• DATASET RECORDS:
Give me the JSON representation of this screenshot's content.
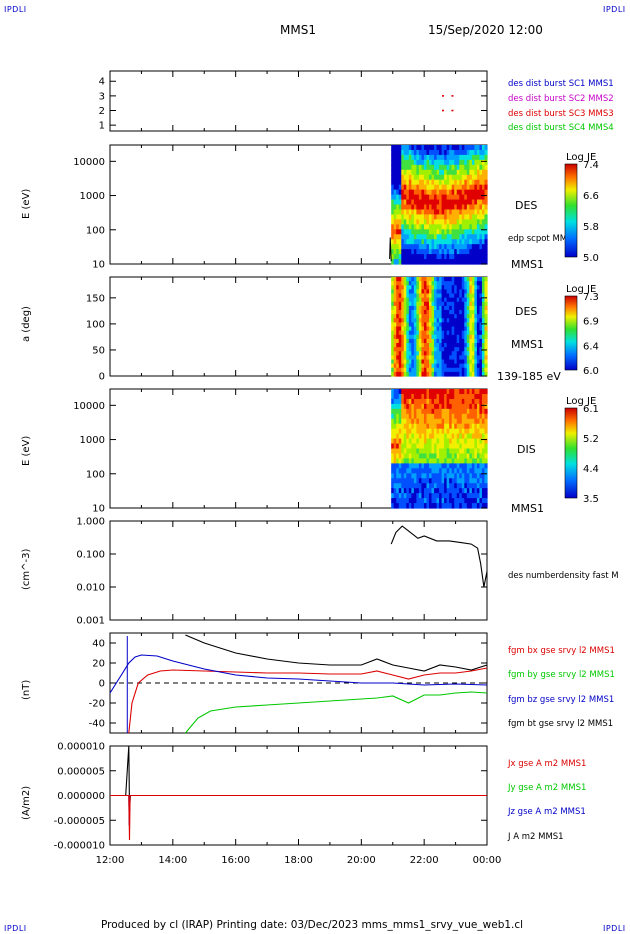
{
  "header": {
    "corner_label": "IPDLI",
    "spacecraft": "MMS1",
    "date_time": "15/Sep/2020 12:00"
  },
  "footer": {
    "text": "Produced by cl (IRAP)   Printing date: 03/Dec/2023   mms_mms1_srvy_vue_web1.cl"
  },
  "x_axis": {
    "ticks": [
      "12:00",
      "14:00",
      "16:00",
      "18:00",
      "20:00",
      "22:00",
      "00:00"
    ],
    "range_hours": [
      12,
      24
    ]
  },
  "panels": {
    "burst": {
      "ticks": [
        "4",
        "3",
        "2",
        "1"
      ],
      "legend": [
        {
          "text": "des dist burst SC1 MMS1",
          "color": "#0000c8"
        },
        {
          "text": "des dist burst SC2 MMS2",
          "color": "#c800c8"
        },
        {
          "text": "des dist burst SC3 MMS3",
          "color": "#dc0000"
        },
        {
          "text": "des dist burst SC4 MMS4",
          "color": "#00c800"
        }
      ]
    },
    "des_energy": {
      "ylabel": "E (eV)",
      "ticks": [
        "10000",
        "1000",
        "100",
        "10"
      ],
      "label_species": "DES",
      "label_scpot": "edp scpot MMS1",
      "label_sc": "MMS1",
      "colorbar": {
        "title": "Log JE",
        "ticks": [
          "7.4",
          "6.6",
          "5.8",
          "5.0"
        ]
      }
    },
    "des_pitch": {
      "ylabel": "a (deg)",
      "ticks": [
        "150",
        "100",
        "50",
        "0"
      ],
      "label_species": "DES",
      "label_sc": "MMS1",
      "label_range": "139-185 eV",
      "colorbar": {
        "title": "Log JE",
        "ticks": [
          "7.3",
          "6.9",
          "6.4",
          "6.0"
        ]
      }
    },
    "dis_energy": {
      "ylabel": "E (eV)",
      "ticks": [
        "10000",
        "1000",
        "100",
        "10"
      ],
      "label_species": "DIS",
      "label_sc": "MMS1",
      "colorbar": {
        "title": "Log JE",
        "ticks": [
          "6.1",
          "5.2",
          "4.4",
          "3.5"
        ]
      }
    },
    "density": {
      "ylabel": "(cm^-3)",
      "ticks": [
        "1.000",
        "0.100",
        "0.010",
        "0.001"
      ],
      "legend": "des numberdensity fast M"
    },
    "bfield": {
      "ylabel": "(nT)",
      "ticks": [
        "40",
        "20",
        "0",
        "-20",
        "-40"
      ],
      "legend": [
        {
          "text": "fgm bx gse srvy l2 MMS1",
          "color": "#dc0000"
        },
        {
          "text": "fgm by gse srvy l2 MMS1",
          "color": "#00c800"
        },
        {
          "text": "fgm bz gse srvy l2 MMS1",
          "color": "#0000c8"
        },
        {
          "text": "fgm bt gse srvy l2 MMS1",
          "color": "#000000"
        }
      ]
    },
    "current": {
      "ylabel": "(A/m2)",
      "ticks": [
        "0.000010",
        "0.000005",
        "0.000000",
        "-0.000005",
        "-0.000010"
      ],
      "legend": [
        {
          "text": "Jx gse A m2 MMS1",
          "color": "#dc0000"
        },
        {
          "text": "Jy gse A m2 MMS1",
          "color": "#00c800"
        },
        {
          "text": "Jz gse A m2 MMS1",
          "color": "#0000c8"
        },
        {
          "text": "J A m2 MMS1",
          "color": "#000000"
        }
      ]
    }
  },
  "chart_data": {
    "type": "line",
    "title": "MMS1 15/Sep/2020 12:00",
    "xlabel": "",
    "x_range": [
      "12:00",
      "00:00"
    ],
    "series": [
      {
        "name": "fgm bx gse srvy l2 MMS1",
        "panel": "bfield",
        "x_hours": [
          12.6,
          12.7,
          12.9,
          13.2,
          13.6,
          14.0,
          15.0,
          16.0,
          17.0,
          18.0,
          19.0,
          20.0,
          20.5,
          21.0,
          21.5,
          22.0,
          22.5,
          23.0,
          23.5,
          24.0
        ],
        "values": [
          -50,
          -20,
          0,
          8,
          12,
          13,
          12,
          11,
          10,
          10,
          9,
          9,
          12,
          8,
          4,
          8,
          10,
          10,
          12,
          15
        ]
      },
      {
        "name": "fgm by gse srvy l2 MMS1",
        "panel": "bfield",
        "x_hours": [
          14.4,
          14.8,
          15.2,
          16.0,
          17.0,
          18.0,
          19.0,
          20.0,
          20.5,
          21.0,
          21.5,
          22.0,
          22.5,
          23.0,
          23.5,
          24.0
        ],
        "values": [
          -50,
          -35,
          -28,
          -24,
          -22,
          -20,
          -18,
          -16,
          -15,
          -13,
          -20,
          -12,
          -12,
          -10,
          -9,
          -10
        ]
      },
      {
        "name": "fgm bz gse srvy l2 MMS1",
        "panel": "bfield",
        "x_hours": [
          12.0,
          12.2,
          12.4,
          12.6,
          12.8,
          13.0,
          13.5,
          14.0,
          15.0,
          16.0,
          17.0,
          18.0,
          19.0,
          20.0,
          21.0,
          22.0,
          23.0,
          24.0
        ],
        "values": [
          -10,
          0,
          10,
          20,
          26,
          28,
          27,
          22,
          14,
          8,
          5,
          4,
          2,
          0,
          0,
          -2,
          -1,
          -2
        ]
      },
      {
        "name": "fgm bt gse srvy l2 MMS1",
        "panel": "bfield",
        "x_hours": [
          14.4,
          15.0,
          16.0,
          17.0,
          18.0,
          19.0,
          20.0,
          20.5,
          21.0,
          21.5,
          22.0,
          22.5,
          23.0,
          23.5,
          24.0
        ],
        "values": [
          48,
          40,
          30,
          24,
          20,
          18,
          18,
          24,
          18,
          15,
          12,
          18,
          16,
          13,
          18
        ]
      },
      {
        "name": "des numberdensity fast M",
        "panel": "density",
        "x_hours": [
          20.95,
          21.1,
          21.3,
          21.5,
          21.8,
          22.0,
          22.4,
          22.8,
          23.2,
          23.5,
          23.7,
          23.8,
          23.9,
          24.0
        ],
        "values": [
          0.2,
          0.45,
          0.7,
          0.5,
          0.3,
          0.35,
          0.25,
          0.25,
          0.22,
          0.2,
          0.15,
          0.05,
          0.01,
          0.03
        ]
      },
      {
        "name": "J A m2 MMS1",
        "panel": "current",
        "x_hours": [
          12.0,
          12.5,
          12.6,
          12.62,
          12.65,
          13.0,
          16.0,
          20.0,
          24.0
        ],
        "values": [
          0,
          0,
          1e-05,
          -3e-06,
          0,
          0,
          0,
          0,
          0
        ]
      },
      {
        "name": "Jz gse A m2 MMS1",
        "panel": "current",
        "x_hours": [
          12.0,
          12.6,
          12.61,
          12.63,
          13.0,
          24.0
        ],
        "values": [
          0,
          0,
          -6e-06,
          0,
          0,
          0
        ]
      },
      {
        "name": "Jx gse A m2 MMS1",
        "panel": "current",
        "x_hours": [
          12.0,
          12.6,
          12.62,
          12.64,
          13.0,
          24.0
        ],
        "values": [
          0,
          0,
          -9e-06,
          0,
          0,
          0
        ]
      }
    ],
    "burst_markers": [
      {
        "spacecraft": "MMS3",
        "level": 3,
        "x_hours": [
          22.6,
          22.9
        ]
      },
      {
        "spacecraft": "MMS3",
        "level": 2,
        "x_hours": [
          22.6,
          22.9
        ]
      }
    ],
    "spectrogram_start_hour": 20.95
  }
}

• TASK REQUIREMENTS: Output each line exactly; omit every picture.

• ANSWER BELOW:
Give me the JSON representation of this screenshot's content.
{
  "header": {
    "corner_label": "IPDLI",
    "spacecraft": "MMS1",
    "date_time": "15/Sep/2020 12:00"
  },
  "footer": {
    "text": "Produced by cl (IRAP)   Printing date: 03/Dec/2023   mms_mms1_srvy_vue_web1.cl"
  },
  "x_axis": {
    "ticks": [
      "12:00",
      "14:00",
      "16:00",
      "18:00",
      "20:00",
      "22:00",
      "00:00"
    ],
    "range_hours": [
      12,
      24
    ]
  },
  "panels": {
    "burst": {
      "ticks": [
        "4",
        "3",
        "2",
        "1"
      ],
      "legend": [
        {
          "text": "des dist burst SC1 MMS1",
          "color": "#0000c8"
        },
        {
          "text": "des dist burst SC2 MMS2",
          "color": "#c800c8"
        },
        {
          "text": "des dist burst SC3 MMS3",
          "color": "#dc0000"
        },
        {
          "text": "des dist burst SC4 MMS4",
          "color": "#00c800"
        }
      ]
    },
    "des_energy": {
      "ylabel": "E (eV)",
      "ticks": [
        "10000",
        "1000",
        "100",
        "10"
      ],
      "label_species": "DES",
      "label_scpot": "edp scpot MMS1",
      "label_sc": "MMS1",
      "colorbar": {
        "title": "Log JE",
        "ticks": [
          "7.4",
          "6.6",
          "5.8",
          "5.0"
        ]
      }
    },
    "des_pitch": {
      "ylabel": "a (deg)",
      "ticks": [
        "150",
        "100",
        "50",
        "0"
      ],
      "label_species": "DES",
      "label_sc": "MMS1",
      "label_range": "139-185 eV",
      "colorbar": {
        "title": "Log JE",
        "ticks": [
          "7.3",
          "6.9",
          "6.4",
          "6.0"
        ]
      }
    },
    "dis_energy": {
      "ylabel": "E (eV)",
      "ticks": [
        "10000",
        "1000",
        "100",
        "10"
      ],
      "label_species": "DIS",
      "label_sc": "MMS1",
      "colorbar": {
        "title": "Log JE",
        "ticks": [
          "6.1",
          "5.2",
          "4.4",
          "3.5"
        ]
      }
    },
    "density": {
      "ylabel": "(cm^-3)",
      "ticks": [
        "1.000",
        "0.100",
        "0.010",
        "0.001"
      ],
      "legend": "des numberdensity fast M"
    },
    "bfield": {
      "ylabel": "(nT)",
      "ticks": [
        "40",
        "20",
        "0",
        "-20",
        "-40"
      ],
      "legend": [
        {
          "text": "fgm bx gse srvy l2 MMS1",
          "color": "#dc0000"
        },
        {
          "text": "fgm by gse srvy l2 MMS1",
          "color": "#00c800"
        },
        {
          "text": "fgm bz gse srvy l2 MMS1",
          "color": "#0000c8"
        },
        {
          "text": "fgm bt gse srvy l2 MMS1",
          "color": "#000000"
        }
      ]
    },
    "current": {
      "ylabel": "(A/m2)",
      "ticks": [
        "0.000010",
        "0.000005",
        "0.000000",
        "-0.000005",
        "-0.000010"
      ],
      "legend": [
        {
          "text": "Jx gse A m2 MMS1",
          "color": "#dc0000"
        },
        {
          "text": "Jy gse A m2 MMS1",
          "color": "#00c800"
        },
        {
          "text": "Jz gse A m2 MMS1",
          "color": "#0000c8"
        },
        {
          "text": "J A m2 MMS1",
          "color": "#000000"
        }
      ]
    }
  },
  "chart_data": {
    "type": "line",
    "title": "MMS1 15/Sep/2020 12:00",
    "xlabel": "",
    "x_range": [
      "12:00",
      "00:00"
    ],
    "series": [
      {
        "name": "fgm bx gse srvy l2 MMS1",
        "panel": "bfield",
        "x_hours": [
          12.6,
          12.7,
          12.9,
          13.2,
          13.6,
          14.0,
          15.0,
          16.0,
          17.0,
          18.0,
          19.0,
          20.0,
          20.5,
          21.0,
          21.5,
          22.0,
          22.5,
          23.0,
          23.5,
          24.0
        ],
        "values": [
          -50,
          -20,
          0,
          8,
          12,
          13,
          12,
          11,
          10,
          10,
          9,
          9,
          12,
          8,
          4,
          8,
          10,
          10,
          12,
          15
        ]
      },
      {
        "name": "fgm by gse srvy l2 MMS1",
        "panel": "bfield",
        "x_hours": [
          14.4,
          14.8,
          15.2,
          16.0,
          17.0,
          18.0,
          19.0,
          20.0,
          20.5,
          21.0,
          21.5,
          22.0,
          22.5,
          23.0,
          23.5,
          24.0
        ],
        "values": [
          -50,
          -35,
          -28,
          -24,
          -22,
          -20,
          -18,
          -16,
          -15,
          -13,
          -20,
          -12,
          -12,
          -10,
          -9,
          -10
        ]
      },
      {
        "name": "fgm bz gse srvy l2 MMS1",
        "panel": "bfield",
        "x_hours": [
          12.0,
          12.2,
          12.4,
          12.6,
          12.8,
          13.0,
          13.5,
          14.0,
          15.0,
          16.0,
          17.0,
          18.0,
          19.0,
          20.0,
          21.0,
          22.0,
          23.0,
          24.0
        ],
        "values": [
          -10,
          0,
          10,
          20,
          26,
          28,
          27,
          22,
          14,
          8,
          5,
          4,
          2,
          0,
          0,
          -2,
          -1,
          -2
        ]
      },
      {
        "name": "fgm bt gse srvy l2 MMS1",
        "panel": "bfield",
        "x_hours": [
          14.4,
          15.0,
          16.0,
          17.0,
          18.0,
          19.0,
          20.0,
          20.5,
          21.0,
          21.5,
          22.0,
          22.5,
          23.0,
          23.5,
          24.0
        ],
        "values": [
          48,
          40,
          30,
          24,
          20,
          18,
          18,
          24,
          18,
          15,
          12,
          18,
          16,
          13,
          18
        ]
      },
      {
        "name": "des numberdensity fast M",
        "panel": "density",
        "x_hours": [
          20.95,
          21.1,
          21.3,
          21.5,
          21.8,
          22.0,
          22.4,
          22.8,
          23.2,
          23.5,
          23.7,
          23.8,
          23.9,
          24.0
        ],
        "values": [
          0.2,
          0.45,
          0.7,
          0.5,
          0.3,
          0.35,
          0.25,
          0.25,
          0.22,
          0.2,
          0.15,
          0.05,
          0.01,
          0.03
        ]
      },
      {
        "name": "J A m2 MMS1",
        "panel": "current",
        "x_hours": [
          12.0,
          12.5,
          12.6,
          12.62,
          12.65,
          13.0,
          16.0,
          20.0,
          24.0
        ],
        "values": [
          0,
          0,
          1e-05,
          -3e-06,
          0,
          0,
          0,
          0,
          0
        ]
      },
      {
        "name": "Jz gse A m2 MMS1",
        "panel": "current",
        "x_hours": [
          12.0,
          12.6,
          12.61,
          12.63,
          13.0,
          24.0
        ],
        "values": [
          0,
          0,
          -6e-06,
          0,
          0,
          0
        ]
      },
      {
        "name": "Jx gse A m2 MMS1",
        "panel": "current",
        "x_hours": [
          12.0,
          12.6,
          12.62,
          12.64,
          13.0,
          24.0
        ],
        "values": [
          0,
          0,
          -9e-06,
          0,
          0,
          0
        ]
      }
    ],
    "burst_markers": [
      {
        "spacecraft": "MMS3",
        "level": 3,
        "x_hours": [
          22.6,
          22.9
        ]
      },
      {
        "spacecraft": "MMS3",
        "level": 2,
        "x_hours": [
          22.6,
          22.9
        ]
      }
    ],
    "spectrogram_start_hour": 20.95
  }
}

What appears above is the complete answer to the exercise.